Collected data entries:
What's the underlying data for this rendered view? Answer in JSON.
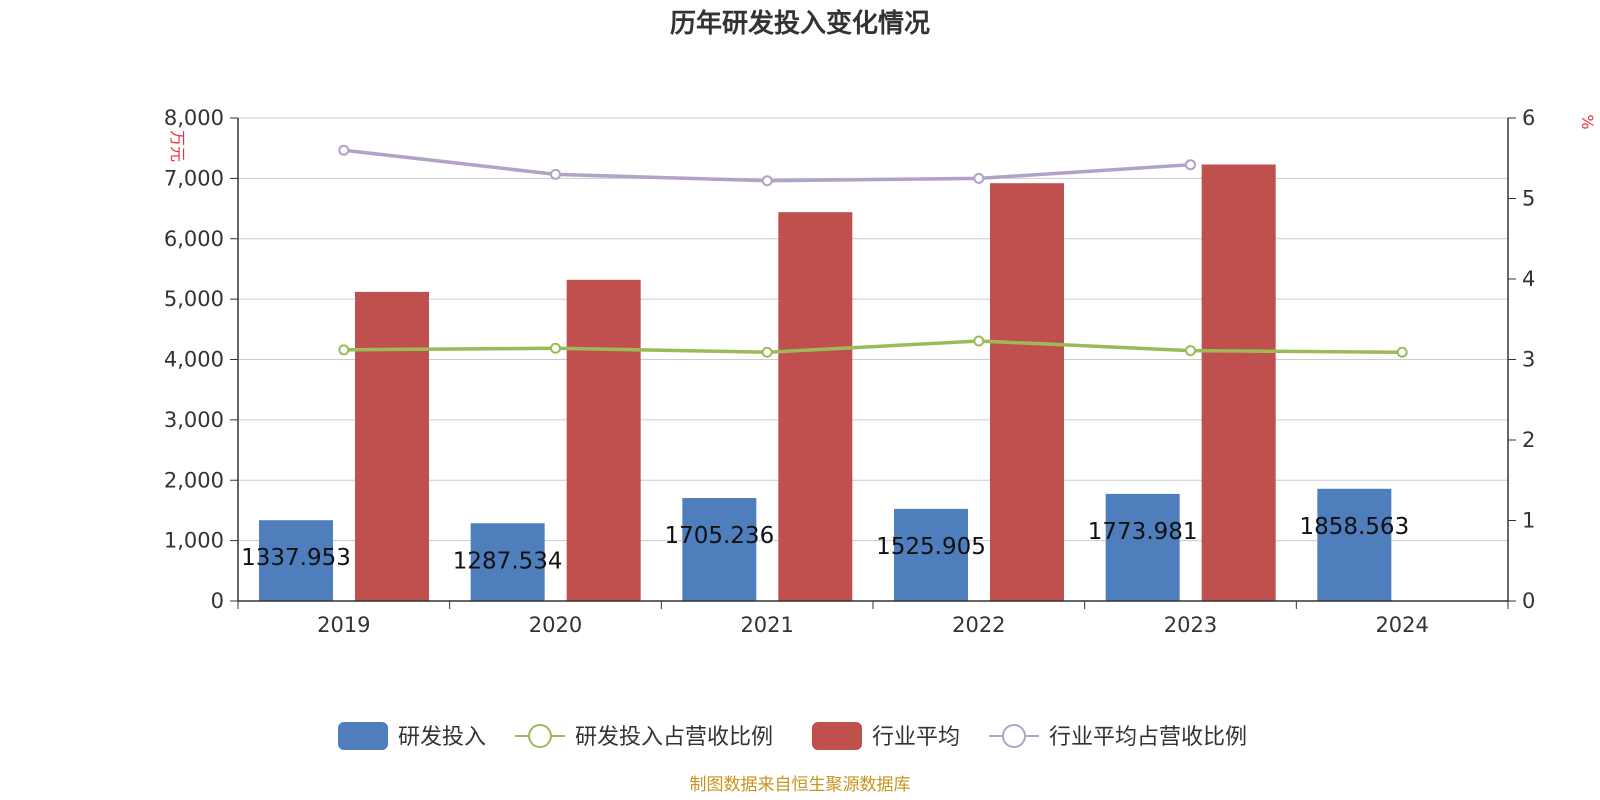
{
  "chart_data": {
    "type": "bar",
    "title": "历年研发投入变化情况",
    "categories": [
      "2019",
      "2020",
      "2021",
      "2022",
      "2023",
      "2024"
    ],
    "y_left": {
      "unit_label": "万元",
      "ticks": [
        "0",
        "1,000",
        "2,000",
        "3,000",
        "4,000",
        "5,000",
        "6,000",
        "7,000",
        "8,000"
      ],
      "ylim": [
        0,
        8000
      ]
    },
    "y_right": {
      "unit_label": "%",
      "ticks": [
        "0",
        "1",
        "2",
        "3",
        "4",
        "5",
        "6"
      ],
      "ylim": [
        0,
        6
      ]
    },
    "grid": true,
    "legend_position": "bottom",
    "series": [
      {
        "name": "研发投入",
        "kind": "bar",
        "axis": "left",
        "color": "#4f7ebd",
        "values": [
          1337.953,
          1287.534,
          1705.236,
          1525.905,
          1773.981,
          1858.563
        ],
        "labels": [
          "1337.953",
          "1287.534",
          "1705.236",
          "1525.905",
          "1773.981",
          "1858.563"
        ]
      },
      {
        "name": "研发投入占营收比例",
        "kind": "line",
        "axis": "right",
        "color": "#9bbb59",
        "values": [
          3.12,
          3.14,
          3.09,
          3.23,
          3.11,
          3.09
        ]
      },
      {
        "name": "行业平均",
        "kind": "bar",
        "axis": "left",
        "color": "#c0504d",
        "values": [
          5120,
          5320,
          6440,
          6920,
          7230,
          null
        ]
      },
      {
        "name": "行业平均占营收比例",
        "kind": "line",
        "axis": "right",
        "color": "#b3a2c7",
        "values": [
          5.6,
          5.3,
          5.22,
          5.25,
          5.42,
          null
        ]
      }
    ],
    "source": "制图数据来自恒生聚源数据库"
  }
}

*AIM OF THE TASK*. Find the word "name" in the entries above and gather every line that holds it.

*REPLY*.
        "name": "研发投入",
        "name": "研发投入占营收比例",
        "name": "行业平均",
        "name": "行业平均占营收比例",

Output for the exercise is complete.